Only the number is wanted: count the lines that include the word "مواد".

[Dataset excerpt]
+++++

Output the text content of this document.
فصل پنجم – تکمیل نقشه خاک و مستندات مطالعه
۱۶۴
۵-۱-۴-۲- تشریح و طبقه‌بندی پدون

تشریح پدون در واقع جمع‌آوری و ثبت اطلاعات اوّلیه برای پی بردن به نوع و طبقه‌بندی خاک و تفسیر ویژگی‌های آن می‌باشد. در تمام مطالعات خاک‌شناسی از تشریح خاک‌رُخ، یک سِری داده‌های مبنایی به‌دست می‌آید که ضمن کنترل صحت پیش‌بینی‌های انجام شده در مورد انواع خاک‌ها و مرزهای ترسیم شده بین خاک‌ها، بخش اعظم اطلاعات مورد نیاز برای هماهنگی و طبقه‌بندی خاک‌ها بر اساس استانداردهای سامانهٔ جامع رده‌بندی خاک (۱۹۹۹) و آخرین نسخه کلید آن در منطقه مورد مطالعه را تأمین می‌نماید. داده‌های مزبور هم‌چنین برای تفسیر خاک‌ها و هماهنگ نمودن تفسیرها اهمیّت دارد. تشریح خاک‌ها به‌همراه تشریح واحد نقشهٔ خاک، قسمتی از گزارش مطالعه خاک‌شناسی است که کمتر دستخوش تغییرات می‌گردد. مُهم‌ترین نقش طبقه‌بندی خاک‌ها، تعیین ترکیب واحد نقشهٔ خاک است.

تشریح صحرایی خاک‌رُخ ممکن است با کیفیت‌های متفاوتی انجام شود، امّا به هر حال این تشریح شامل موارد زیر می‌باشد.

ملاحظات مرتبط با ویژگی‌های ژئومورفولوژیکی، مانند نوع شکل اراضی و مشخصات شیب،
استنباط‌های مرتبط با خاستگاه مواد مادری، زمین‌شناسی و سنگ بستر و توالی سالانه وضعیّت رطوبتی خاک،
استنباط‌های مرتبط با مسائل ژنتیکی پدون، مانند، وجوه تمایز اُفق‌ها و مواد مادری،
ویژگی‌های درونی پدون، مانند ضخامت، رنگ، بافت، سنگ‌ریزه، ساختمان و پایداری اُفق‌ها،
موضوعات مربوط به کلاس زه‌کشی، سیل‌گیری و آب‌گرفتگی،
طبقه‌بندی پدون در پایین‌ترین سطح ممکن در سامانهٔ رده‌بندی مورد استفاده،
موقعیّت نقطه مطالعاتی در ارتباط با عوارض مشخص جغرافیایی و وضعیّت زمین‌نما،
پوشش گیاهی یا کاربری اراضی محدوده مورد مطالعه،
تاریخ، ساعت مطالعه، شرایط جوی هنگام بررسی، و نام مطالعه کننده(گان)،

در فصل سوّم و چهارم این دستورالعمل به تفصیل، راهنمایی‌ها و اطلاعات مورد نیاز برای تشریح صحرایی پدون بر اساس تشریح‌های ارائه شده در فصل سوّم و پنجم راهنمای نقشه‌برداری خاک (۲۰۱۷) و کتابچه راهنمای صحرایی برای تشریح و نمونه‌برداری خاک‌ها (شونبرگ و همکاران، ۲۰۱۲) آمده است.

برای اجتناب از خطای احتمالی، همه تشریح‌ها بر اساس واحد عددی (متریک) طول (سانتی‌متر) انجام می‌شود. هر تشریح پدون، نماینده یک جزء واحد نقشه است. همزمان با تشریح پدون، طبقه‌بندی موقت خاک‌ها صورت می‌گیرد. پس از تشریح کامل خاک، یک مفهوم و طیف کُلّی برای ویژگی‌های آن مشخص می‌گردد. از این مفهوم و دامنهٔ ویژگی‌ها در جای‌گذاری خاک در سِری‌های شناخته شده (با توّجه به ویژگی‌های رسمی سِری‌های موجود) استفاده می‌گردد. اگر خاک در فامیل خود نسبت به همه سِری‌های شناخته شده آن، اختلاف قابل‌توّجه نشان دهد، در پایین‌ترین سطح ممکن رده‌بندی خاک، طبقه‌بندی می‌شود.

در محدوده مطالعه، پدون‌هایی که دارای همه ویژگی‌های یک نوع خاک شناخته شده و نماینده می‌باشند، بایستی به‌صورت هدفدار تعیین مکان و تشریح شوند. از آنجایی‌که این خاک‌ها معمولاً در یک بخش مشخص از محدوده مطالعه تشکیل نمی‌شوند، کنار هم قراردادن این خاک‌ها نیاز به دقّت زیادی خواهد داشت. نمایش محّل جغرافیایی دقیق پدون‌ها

+++++

▶ TASK RESPONSE: 2